# 2005 Pathfinder, VDC Re-programming



## X-Traction (Dec 21, 2004)

According to an article on http://www.nissannews.com/ Nissan dealers will, without charge, reprogram the VDC to eliminate a "tip-up" hazard experienced in certain manoeuvers.

Here's the text:

Nissan Implements Product Improvement for 2005 Nissan Pathfinder [June 10, 05]

GARDENA, Calif. (June 10, 2005) – During recent NCAP dynamic maneuvering tests by the National Highway Traffic Safety Administration (NHTSA), the 2005 Nissan Pathfinder experienced a “tip-up” under certain test conditions. As this result was unexpected, Nissan proactively approached NHTSA to better understand the Pathfinder’s performance in this test. Nissan determined the root cause and implemented a product improvement by reprogramming the Vehicle Dynamic Control (VDC) system installed on all Pathfinder models at the factory. Subsequent tests by NHTSA confirmed there was no “tip-up” after the VDC was updated. In addition, to avoid any concerns by current Pathfinder owners and to promote customer satisfaction, Nissan dealers will reprogram the VDC on their vehicle free of charge. Nissan will begin sending letters notifying 2005 Pathfinder owners of this offer at the end of June 2005.

* * * * *

WHAT YOU WILL DO » Copy out the Pathfinder VDC post above word for word, from its title through its final sentence.

INFORMATION GIVEN »

* * * * *

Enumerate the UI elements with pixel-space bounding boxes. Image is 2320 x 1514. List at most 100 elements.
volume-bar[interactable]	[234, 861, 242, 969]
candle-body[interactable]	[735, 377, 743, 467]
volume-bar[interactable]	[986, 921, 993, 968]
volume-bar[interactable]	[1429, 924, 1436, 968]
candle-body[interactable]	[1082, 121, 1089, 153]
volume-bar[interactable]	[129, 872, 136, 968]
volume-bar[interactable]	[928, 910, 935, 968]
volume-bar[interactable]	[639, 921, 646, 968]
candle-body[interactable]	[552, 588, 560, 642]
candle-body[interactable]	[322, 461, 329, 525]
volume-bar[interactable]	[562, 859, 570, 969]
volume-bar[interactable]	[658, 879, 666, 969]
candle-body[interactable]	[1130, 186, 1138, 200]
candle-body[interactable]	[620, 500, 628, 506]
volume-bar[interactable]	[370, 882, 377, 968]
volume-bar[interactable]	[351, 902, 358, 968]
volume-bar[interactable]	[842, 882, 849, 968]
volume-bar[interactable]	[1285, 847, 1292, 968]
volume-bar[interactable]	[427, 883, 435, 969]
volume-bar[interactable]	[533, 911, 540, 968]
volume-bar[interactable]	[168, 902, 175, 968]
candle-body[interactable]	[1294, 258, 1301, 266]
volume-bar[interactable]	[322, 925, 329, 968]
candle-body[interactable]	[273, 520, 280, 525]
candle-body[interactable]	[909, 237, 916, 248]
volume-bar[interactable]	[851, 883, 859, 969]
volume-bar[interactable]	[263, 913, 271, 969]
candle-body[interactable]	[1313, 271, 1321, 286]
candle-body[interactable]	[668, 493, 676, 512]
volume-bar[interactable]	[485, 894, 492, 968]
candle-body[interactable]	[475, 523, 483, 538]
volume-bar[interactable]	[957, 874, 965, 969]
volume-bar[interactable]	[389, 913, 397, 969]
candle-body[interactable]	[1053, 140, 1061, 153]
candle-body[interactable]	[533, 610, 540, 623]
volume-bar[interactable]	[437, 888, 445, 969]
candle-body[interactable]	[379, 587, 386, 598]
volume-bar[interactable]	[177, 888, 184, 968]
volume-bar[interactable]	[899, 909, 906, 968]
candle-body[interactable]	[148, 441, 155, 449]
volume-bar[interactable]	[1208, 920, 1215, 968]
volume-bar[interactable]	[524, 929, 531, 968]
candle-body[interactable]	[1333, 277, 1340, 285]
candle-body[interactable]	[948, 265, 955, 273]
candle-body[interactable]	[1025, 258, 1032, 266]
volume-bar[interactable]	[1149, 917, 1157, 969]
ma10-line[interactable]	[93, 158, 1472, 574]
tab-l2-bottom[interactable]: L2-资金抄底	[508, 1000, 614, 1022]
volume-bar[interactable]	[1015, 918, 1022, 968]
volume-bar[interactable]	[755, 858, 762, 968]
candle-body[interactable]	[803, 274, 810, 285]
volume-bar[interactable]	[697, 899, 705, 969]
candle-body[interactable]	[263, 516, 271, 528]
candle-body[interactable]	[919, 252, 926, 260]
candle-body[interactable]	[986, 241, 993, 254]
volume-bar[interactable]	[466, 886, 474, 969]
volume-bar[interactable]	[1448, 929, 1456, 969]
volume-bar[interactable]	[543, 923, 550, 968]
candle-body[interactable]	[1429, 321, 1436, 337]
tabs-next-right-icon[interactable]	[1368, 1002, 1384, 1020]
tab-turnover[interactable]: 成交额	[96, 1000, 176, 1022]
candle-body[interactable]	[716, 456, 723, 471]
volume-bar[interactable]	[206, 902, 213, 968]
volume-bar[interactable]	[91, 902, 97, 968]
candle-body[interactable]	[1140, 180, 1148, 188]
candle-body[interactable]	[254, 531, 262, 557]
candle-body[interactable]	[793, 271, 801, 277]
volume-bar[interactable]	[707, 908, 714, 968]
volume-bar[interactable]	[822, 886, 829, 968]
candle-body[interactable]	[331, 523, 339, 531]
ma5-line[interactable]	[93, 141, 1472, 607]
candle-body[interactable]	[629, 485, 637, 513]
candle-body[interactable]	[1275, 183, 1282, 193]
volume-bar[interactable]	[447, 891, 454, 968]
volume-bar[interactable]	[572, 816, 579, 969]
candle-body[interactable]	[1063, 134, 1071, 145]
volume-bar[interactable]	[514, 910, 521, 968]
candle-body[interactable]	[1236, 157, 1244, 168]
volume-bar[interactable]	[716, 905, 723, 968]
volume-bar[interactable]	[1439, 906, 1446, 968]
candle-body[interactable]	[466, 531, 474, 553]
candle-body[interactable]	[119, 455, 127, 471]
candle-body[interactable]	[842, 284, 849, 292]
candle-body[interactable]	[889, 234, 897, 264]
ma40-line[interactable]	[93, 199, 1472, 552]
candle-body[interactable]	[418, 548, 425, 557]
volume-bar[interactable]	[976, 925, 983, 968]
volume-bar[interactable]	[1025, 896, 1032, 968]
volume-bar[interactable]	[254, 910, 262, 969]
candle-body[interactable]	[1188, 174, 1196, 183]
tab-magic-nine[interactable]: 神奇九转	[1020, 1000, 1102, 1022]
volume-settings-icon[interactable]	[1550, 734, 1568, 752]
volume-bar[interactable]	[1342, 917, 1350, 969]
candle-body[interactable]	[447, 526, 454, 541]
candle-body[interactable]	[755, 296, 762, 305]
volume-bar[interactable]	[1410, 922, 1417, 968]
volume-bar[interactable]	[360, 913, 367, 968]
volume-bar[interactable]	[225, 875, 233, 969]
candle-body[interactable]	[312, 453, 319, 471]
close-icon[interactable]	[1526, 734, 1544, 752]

* * * * *

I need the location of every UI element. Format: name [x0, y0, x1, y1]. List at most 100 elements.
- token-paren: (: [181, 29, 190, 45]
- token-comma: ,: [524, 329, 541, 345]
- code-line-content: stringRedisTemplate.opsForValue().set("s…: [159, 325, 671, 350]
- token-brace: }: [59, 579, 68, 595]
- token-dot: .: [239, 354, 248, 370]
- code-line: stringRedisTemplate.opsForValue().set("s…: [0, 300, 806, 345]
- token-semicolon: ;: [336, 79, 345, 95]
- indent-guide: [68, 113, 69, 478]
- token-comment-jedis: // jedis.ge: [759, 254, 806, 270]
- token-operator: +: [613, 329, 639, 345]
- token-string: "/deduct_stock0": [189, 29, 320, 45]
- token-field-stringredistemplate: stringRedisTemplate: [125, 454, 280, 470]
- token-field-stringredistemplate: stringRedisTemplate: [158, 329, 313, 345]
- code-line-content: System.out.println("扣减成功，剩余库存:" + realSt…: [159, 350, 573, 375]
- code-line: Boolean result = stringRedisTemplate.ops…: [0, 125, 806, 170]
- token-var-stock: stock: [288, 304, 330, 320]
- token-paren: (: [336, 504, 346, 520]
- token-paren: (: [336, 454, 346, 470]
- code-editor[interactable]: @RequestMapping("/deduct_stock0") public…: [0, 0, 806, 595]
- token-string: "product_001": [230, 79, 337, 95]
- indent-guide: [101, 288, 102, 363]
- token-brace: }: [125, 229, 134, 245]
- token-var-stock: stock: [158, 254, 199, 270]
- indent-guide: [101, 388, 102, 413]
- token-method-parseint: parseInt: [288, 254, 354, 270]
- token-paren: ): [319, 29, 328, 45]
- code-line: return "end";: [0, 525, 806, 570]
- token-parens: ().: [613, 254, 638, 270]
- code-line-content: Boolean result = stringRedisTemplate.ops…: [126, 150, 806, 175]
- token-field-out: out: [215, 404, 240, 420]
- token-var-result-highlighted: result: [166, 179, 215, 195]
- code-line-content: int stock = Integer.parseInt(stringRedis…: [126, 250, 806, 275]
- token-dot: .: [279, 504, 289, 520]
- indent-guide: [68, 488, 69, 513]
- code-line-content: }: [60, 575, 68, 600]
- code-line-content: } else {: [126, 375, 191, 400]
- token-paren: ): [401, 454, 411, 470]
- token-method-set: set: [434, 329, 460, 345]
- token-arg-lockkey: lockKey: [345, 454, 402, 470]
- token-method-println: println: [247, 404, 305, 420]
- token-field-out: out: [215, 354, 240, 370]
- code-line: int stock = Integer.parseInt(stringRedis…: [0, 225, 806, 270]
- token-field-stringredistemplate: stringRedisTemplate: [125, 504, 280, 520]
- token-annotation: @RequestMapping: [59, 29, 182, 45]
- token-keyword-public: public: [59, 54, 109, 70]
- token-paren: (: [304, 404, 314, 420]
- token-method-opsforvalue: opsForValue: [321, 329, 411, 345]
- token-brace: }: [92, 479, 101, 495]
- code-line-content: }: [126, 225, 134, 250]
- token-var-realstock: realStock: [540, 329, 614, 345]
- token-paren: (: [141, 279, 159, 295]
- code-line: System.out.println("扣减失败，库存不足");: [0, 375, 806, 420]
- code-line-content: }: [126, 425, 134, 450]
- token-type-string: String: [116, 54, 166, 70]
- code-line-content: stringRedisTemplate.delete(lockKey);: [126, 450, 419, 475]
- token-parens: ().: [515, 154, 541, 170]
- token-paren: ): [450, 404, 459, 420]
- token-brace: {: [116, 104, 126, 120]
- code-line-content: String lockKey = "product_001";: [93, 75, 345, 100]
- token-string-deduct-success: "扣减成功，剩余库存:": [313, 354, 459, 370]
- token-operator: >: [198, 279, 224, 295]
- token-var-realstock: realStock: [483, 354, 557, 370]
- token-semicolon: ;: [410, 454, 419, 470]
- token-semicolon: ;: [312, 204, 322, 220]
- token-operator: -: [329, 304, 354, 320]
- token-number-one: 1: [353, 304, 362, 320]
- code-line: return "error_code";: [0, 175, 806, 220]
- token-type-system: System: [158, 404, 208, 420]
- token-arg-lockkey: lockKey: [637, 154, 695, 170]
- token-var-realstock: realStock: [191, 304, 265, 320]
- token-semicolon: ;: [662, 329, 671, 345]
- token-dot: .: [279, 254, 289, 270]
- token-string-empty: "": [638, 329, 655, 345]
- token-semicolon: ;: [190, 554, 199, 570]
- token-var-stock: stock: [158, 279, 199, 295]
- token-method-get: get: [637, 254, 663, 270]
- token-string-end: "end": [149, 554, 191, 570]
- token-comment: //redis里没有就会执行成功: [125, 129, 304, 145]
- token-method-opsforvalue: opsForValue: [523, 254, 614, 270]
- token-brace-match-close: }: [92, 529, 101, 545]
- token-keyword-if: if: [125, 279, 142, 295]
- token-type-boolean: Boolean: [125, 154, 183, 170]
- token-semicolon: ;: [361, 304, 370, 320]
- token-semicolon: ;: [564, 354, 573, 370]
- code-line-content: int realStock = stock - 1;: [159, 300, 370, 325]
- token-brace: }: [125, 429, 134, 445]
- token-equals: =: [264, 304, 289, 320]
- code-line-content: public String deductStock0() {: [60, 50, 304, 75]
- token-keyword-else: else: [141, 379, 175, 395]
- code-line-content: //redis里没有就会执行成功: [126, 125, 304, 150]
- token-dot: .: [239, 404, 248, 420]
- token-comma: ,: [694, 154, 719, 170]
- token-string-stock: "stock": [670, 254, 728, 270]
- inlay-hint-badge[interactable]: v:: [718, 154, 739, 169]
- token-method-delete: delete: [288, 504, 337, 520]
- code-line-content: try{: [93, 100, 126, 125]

* * * * *

EXERCISE SOLUTION »
# 2005 Pathfinder, VDC Re-programming



## X-Traction (Dec 21, 2004)

According to an article on http://www.nissannews.com/ Nissan dealers will, without charge, reprogram the VDC to eliminate a "tip-up" hazard experienced in certain manoeuvers.

Here's the text:

Nissan Implements Product Improvement for 2005 Nissan Pathfinder [June 10, 05]

GARDENA, Calif. (June 10, 2005) – During recent NCAP dynamic maneuvering tests by the National Highway Traffic Safety Administration (NHTSA), the 2005 Nissan Pathfinder experienced a “tip-up” under certain test conditions. As this result was unexpected, Nissan proactively approached NHTSA to better understand the Pathfinder’s performance in this test. Nissan determined the root cause and implemented a product improvement by reprogramming the Vehicle Dynamic Control (VDC) system installed on all Pathfinder models at the factory. Subsequent tests by NHTSA confirmed there was no “tip-up” after the VDC was updated. In addition, to avoid any concerns by current Pathfinder owners and to promote customer satisfaction, Nissan dealers will reprogram the VDC on their vehicle free of charge. Nissan will begin sending letters notifying 2005 Pathfinder owners of this offer at the end of June 2005.